Stored entries
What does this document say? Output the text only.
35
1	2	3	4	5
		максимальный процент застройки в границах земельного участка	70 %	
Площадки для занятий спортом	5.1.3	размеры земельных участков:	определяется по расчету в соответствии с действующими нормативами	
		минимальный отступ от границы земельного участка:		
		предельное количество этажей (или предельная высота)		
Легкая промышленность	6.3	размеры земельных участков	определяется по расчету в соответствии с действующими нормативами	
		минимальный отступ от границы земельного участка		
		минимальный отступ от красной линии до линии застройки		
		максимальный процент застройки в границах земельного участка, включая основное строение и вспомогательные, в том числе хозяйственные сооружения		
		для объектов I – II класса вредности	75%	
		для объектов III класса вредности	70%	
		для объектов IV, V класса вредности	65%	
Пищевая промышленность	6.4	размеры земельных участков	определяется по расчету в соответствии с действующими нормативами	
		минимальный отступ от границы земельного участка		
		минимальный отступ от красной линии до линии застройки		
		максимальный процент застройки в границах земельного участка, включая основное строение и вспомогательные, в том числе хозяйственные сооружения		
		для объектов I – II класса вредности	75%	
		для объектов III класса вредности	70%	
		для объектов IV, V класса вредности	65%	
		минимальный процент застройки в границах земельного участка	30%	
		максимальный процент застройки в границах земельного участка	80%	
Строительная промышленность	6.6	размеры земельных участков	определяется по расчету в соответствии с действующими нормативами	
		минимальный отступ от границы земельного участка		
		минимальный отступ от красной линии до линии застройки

Job:
Your task is to print the whole listing again exactly.

Exercise output:
What does this document say? Output the text only.
35
1	2	3	4	5
		максимальный процент застройки в границах земельного участка	70 %	
Площадки для занятий спортом	5.1.3	размеры земельных участков:	определяется по расчету в соответствии с действующими нормативами	
		минимальный отступ от границы земельного участка:		
		предельное количество этажей (или предельная высота)		
Легкая промышленность	6.3	размеры земельных участков	определяется по расчету в соответствии с действующими нормативами	
		минимальный отступ от границы земельного участка		
		минимальный отступ от красной линии до линии застройки		
		максимальный процент застройки в границах земельного участка, включая основное строение и вспомогательные, в том числе хозяйственные сооружения		
		для объектов I – II класса вредности	75%	
		для объектов III класса вредности	70%	
		для объектов IV, V класса вредности	65%	
Пищевая промышленность	6.4	размеры земельных участков	определяется по расчету в соответствии с действующими нормативами	
		минимальный отступ от границы земельного участка		
		минимальный отступ от красной линии до линии застройки		
		максимальный процент застройки в границах земельного участка, включая основное строение и вспомогательные, в том числе хозяйственные сооружения		
		для объектов I – II класса вредности	75%	
		для объектов III класса вредности	70%	
		для объектов IV, V класса вредности	65%	
		минимальный процент застройки в границах земельного участка	30%	
		максимальный процент застройки в границах земельного участка	80%	
Строительная промышленность	6.6	размеры земельных участков	определяется по расчету в соответствии с действующими нормативами	
		минимальный отступ от границы земельного участка		
		минимальный отступ от красной линии до линии застройки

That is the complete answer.